**WRITTEN TASK**
Give only the number of lines that contain the word "extracts".
━━ EXERCISE DATA
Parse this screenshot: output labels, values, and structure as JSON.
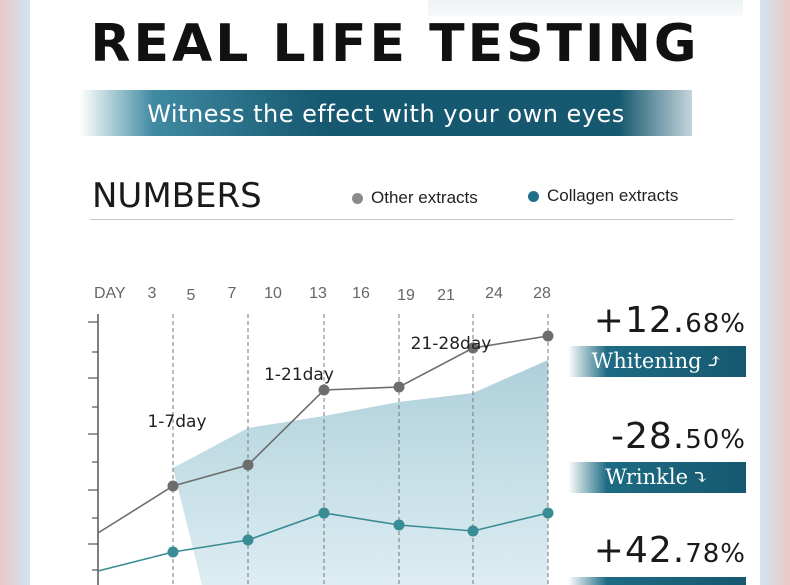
{
  "header": {
    "title": "REAL LIFE TESTING",
    "subtitle": "Witness the effect with your own eyes"
  },
  "section": {
    "title": "NUMBERS"
  },
  "legend": [
    {
      "label": "Other extracts",
      "color": "#8a8a8a"
    },
    {
      "label": "Collagen extracts",
      "color": "#1f6f88"
    }
  ],
  "stats": [
    {
      "value": "+12.",
      "value_small": "68%",
      "label": "Whitening",
      "arrow": "⤴"
    },
    {
      "value": "-28.",
      "value_small": "50%",
      "label": "Wrinkle",
      "arrow": "⤵"
    },
    {
      "value": "+42.",
      "value_small": "78%",
      "label": "",
      "arrow": ""
    }
  ],
  "chart_data": {
    "type": "line",
    "x_label": "DAY",
    "categories": [
      "3",
      "5",
      "7",
      "10",
      "13",
      "16",
      "19",
      "21",
      "24",
      "28"
    ],
    "annotations": [
      "1-7day",
      "1-21day",
      "21-28day"
    ],
    "grid": "vertical dashed lines",
    "series": [
      {
        "name": "Other extracts",
        "color": "#6d6d6d",
        "points": [
          {
            "day": "5",
            "y": 0.42
          },
          {
            "day": "10",
            "y": 0.49
          },
          {
            "day": "13",
            "y": 0.74
          },
          {
            "day": "19",
            "y": 0.75
          },
          {
            "day": "24",
            "y": 0.88
          },
          {
            "day": "28",
            "y": 0.92
          }
        ]
      },
      {
        "name": "Collagen extracts",
        "color": "#3a8c94",
        "points": [
          {
            "day": "5",
            "y": 0.2
          },
          {
            "day": "10",
            "y": 0.24
          },
          {
            "day": "13",
            "y": 0.33
          },
          {
            "day": "19",
            "y": 0.29
          },
          {
            "day": "24",
            "y": 0.27
          },
          {
            "day": "28",
            "y": 0.33
          }
        ]
      }
    ]
  }
}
━━━━
**TASK OUTPUT**
4